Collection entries

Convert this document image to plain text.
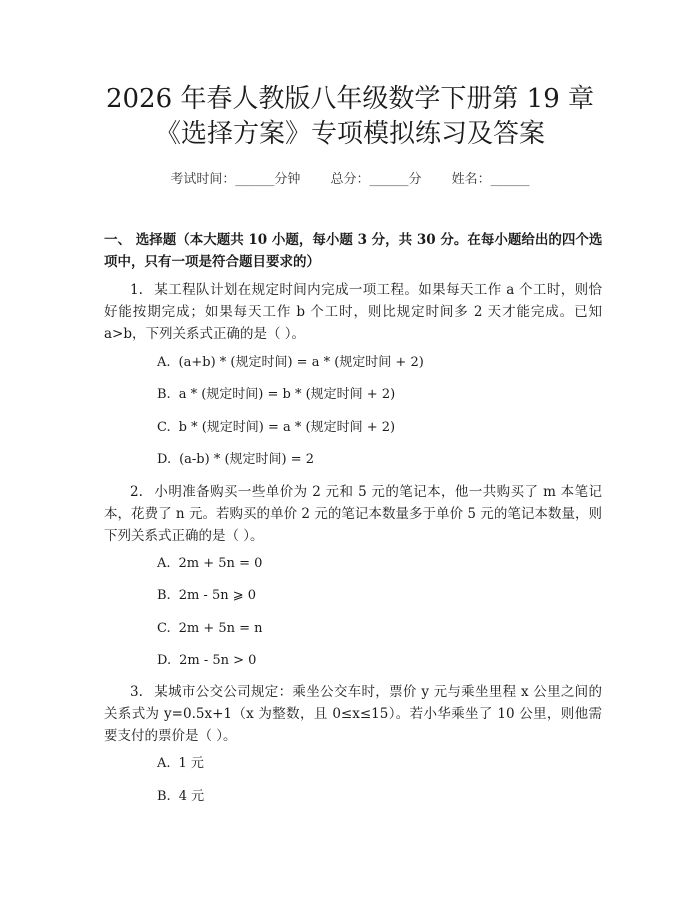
2026 年春人教版八年级数学下册第 19 章
《选择方案》专项模拟练习及答案
考试时间：______分钟 总分：______分 姓名：______
一、 选择题（本大题共 10 小题，每小题 3 分，共 30 分。在每小题给出的四个选项中，只有一项是符合题目要求的）
1. 某工程队计划在规定时间内完成一项工程。如果每天工作 a 个工时，则恰好能按期完成；如果每天工作 b 个工时，则比规定时间多 2 天才能完成。已知 a>b，下列关系式正确的是（ ）。
A. (a+b) * (规定时间) = a * (规定时间 + 2)
B. a * (规定时间) = b * (规定时间 + 2)
C. b * (规定时间) = a * (规定时间 + 2)
D. (a-b) * (规定时间) = 2
2. 小明准备购买一些单价为 2 元和 5 元的笔记本，他一共购买了 m 本笔记本，花费了 n 元。若购买的单价 2 元的笔记本数量多于单价 5 元的笔记本数量，则下列关系式正确的是（ ）。
A. 2m + 5n = 0
B. 2m - 5n ⩾ 0
C. 2m + 5n = n
D. 2m - 5n > 0
3. 某城市公交公司规定：乘坐公交车时，票价 y 元与乘坐里程 x 公里之间的关系式为 y=0.5x+1（x 为整数，且 0≤x≤15）。若小华乘坐了 10 公里，则他需要支付的票价是（ ）。
A. 1 元
B. 4 元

▸ **Aim**:
Go back to the records above and write them out exactly, without the pictures.

▸ **Output for this exercise**:
Convert this document image to plain text.
2026 年春人教版八年级数学下册第 19 章
《选择方案》专项模拟练习及答案
考试时间：______分钟 总分：______分 姓名：______
一、 选择题（本大题共 10 小题，每小题 3 分，共 30 分。在每小题给出的四个选项中，只有一项是符合题目要求的）
1. 某工程队计划在规定时间内完成一项工程。如果每天工作 a 个工时，则恰好能按期完成；如果每天工作 b 个工时，则比规定时间多 2 天才能完成。已知 a>b，下列关系式正确的是（ ）。
A. (a+b) * (规定时间) = a * (规定时间 + 2)
B. a * (规定时间) = b * (规定时间 + 2)
C. b * (规定时间) = a * (规定时间 + 2)
D. (a-b) * (规定时间) = 2
2. 小明准备购买一些单价为 2 元和 5 元的笔记本，他一共购买了 m 本笔记本，花费了 n 元。若购买的单价 2 元的笔记本数量多于单价 5 元的笔记本数量，则下列关系式正确的是（ ）。
A. 2m + 5n = 0
B. 2m - 5n ⩾ 0
C. 2m + 5n = n
D. 2m - 5n > 0
3. 某城市公交公司规定：乘坐公交车时，票价 y 元与乘坐里程 x 公里之间的关系式为 y=0.5x+1（x 为整数，且 0≤x≤15）。若小华乘坐了 10 公里，则他需要支付的票价是（ ）。
A. 1 元
B. 4 元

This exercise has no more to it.